▸ **Goal**
Gather all lines in the data that hold the string "Pronóstico".
--------------------
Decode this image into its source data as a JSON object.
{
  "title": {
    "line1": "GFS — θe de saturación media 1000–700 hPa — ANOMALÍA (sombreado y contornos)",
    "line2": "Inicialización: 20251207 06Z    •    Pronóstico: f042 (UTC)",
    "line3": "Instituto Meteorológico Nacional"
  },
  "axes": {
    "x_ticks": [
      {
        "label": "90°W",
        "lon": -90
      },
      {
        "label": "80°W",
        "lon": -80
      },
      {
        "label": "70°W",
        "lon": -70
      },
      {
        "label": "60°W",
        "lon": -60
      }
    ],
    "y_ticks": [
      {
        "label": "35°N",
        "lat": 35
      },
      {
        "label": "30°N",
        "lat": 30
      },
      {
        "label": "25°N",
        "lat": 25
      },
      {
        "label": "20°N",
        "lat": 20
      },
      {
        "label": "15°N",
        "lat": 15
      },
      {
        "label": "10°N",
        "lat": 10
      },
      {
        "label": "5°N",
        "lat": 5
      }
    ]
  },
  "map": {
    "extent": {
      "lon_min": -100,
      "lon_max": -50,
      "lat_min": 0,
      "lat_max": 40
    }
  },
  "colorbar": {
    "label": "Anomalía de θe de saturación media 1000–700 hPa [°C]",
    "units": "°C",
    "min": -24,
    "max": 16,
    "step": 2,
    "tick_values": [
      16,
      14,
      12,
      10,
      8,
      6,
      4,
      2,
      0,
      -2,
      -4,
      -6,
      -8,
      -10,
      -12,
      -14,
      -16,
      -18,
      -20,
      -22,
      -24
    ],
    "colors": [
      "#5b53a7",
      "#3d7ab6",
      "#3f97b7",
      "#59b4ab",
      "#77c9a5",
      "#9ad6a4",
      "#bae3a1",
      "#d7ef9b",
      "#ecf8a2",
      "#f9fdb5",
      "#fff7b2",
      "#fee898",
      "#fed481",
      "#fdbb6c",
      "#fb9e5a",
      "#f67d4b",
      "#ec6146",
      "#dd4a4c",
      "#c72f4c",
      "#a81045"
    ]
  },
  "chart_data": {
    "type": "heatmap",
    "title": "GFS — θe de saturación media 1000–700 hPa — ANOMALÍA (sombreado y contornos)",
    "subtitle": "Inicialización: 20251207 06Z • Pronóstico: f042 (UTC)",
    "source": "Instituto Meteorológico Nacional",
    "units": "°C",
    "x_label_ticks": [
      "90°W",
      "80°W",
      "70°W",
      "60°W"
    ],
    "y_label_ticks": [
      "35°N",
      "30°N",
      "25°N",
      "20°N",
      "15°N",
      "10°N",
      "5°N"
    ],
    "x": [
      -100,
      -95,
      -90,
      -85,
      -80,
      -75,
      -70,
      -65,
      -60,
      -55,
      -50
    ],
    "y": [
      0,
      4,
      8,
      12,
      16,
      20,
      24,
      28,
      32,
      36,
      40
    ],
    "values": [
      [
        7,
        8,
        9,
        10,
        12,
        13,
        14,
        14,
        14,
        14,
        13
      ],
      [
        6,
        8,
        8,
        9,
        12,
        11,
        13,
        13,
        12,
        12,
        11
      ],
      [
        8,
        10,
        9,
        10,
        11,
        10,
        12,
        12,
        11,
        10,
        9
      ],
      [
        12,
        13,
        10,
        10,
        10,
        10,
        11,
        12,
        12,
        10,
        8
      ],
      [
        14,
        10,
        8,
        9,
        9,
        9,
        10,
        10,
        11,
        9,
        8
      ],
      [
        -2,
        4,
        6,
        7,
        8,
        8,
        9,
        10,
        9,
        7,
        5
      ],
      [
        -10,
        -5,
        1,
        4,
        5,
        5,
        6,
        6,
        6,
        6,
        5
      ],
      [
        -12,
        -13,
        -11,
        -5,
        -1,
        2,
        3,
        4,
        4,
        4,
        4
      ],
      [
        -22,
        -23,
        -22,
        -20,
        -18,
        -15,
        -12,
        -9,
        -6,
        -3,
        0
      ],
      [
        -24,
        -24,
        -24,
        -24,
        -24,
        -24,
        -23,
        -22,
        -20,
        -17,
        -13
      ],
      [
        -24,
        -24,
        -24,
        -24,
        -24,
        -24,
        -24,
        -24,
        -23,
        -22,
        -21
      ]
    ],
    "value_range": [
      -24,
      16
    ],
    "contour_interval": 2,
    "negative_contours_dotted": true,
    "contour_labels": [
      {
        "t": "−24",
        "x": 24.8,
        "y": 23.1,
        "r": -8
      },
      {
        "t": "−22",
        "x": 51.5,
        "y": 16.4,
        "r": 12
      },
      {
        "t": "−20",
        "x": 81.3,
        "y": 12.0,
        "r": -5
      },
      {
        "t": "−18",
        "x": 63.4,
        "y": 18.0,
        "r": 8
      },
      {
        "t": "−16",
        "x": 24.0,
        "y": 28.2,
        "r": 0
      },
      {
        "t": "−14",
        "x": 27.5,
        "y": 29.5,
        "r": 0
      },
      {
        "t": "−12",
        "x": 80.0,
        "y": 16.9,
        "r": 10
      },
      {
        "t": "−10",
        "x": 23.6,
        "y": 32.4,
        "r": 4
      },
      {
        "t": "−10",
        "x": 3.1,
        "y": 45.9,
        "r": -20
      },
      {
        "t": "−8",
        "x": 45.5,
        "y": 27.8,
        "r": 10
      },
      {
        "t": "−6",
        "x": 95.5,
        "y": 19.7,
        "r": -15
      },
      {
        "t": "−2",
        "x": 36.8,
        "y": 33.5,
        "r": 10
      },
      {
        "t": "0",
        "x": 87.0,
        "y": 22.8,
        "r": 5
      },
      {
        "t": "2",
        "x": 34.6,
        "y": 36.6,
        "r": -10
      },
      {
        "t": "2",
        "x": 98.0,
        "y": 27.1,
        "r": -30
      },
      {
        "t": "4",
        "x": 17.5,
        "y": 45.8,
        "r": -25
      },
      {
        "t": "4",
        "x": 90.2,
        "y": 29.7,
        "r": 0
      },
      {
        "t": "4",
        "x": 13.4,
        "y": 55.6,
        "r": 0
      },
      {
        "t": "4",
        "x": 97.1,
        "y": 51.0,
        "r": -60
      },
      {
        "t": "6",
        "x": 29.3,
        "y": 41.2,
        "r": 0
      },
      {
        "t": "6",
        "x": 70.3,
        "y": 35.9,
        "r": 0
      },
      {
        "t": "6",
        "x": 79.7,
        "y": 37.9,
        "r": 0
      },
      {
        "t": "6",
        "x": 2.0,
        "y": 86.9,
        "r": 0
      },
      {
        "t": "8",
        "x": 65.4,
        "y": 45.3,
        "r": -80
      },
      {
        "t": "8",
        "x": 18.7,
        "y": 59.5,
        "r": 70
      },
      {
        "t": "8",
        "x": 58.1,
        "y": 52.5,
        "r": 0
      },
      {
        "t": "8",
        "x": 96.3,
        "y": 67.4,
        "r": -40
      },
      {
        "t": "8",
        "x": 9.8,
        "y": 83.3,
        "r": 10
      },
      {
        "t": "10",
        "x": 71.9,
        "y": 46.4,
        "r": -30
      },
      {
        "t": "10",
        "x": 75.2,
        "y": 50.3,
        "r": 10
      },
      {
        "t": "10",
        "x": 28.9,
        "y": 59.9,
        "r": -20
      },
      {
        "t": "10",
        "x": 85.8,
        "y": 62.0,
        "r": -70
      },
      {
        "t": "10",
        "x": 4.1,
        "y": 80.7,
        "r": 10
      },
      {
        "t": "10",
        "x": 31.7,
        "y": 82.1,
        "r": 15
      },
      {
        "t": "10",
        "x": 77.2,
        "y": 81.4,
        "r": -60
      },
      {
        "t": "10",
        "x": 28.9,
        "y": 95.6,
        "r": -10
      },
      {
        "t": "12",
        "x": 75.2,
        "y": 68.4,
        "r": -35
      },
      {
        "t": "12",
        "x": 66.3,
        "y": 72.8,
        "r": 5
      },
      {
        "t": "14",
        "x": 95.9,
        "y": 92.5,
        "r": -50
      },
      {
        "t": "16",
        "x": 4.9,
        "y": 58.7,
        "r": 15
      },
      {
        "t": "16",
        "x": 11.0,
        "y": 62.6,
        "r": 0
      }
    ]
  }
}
--------------------
▸ **Finished task**
    "line2": "Inicialización: 20251207 06Z    •    Pronóstico: f042 (UTC)",
    "subtitle": "Inicialización: 20251207 06Z • Pronóstico: f042 (UTC)",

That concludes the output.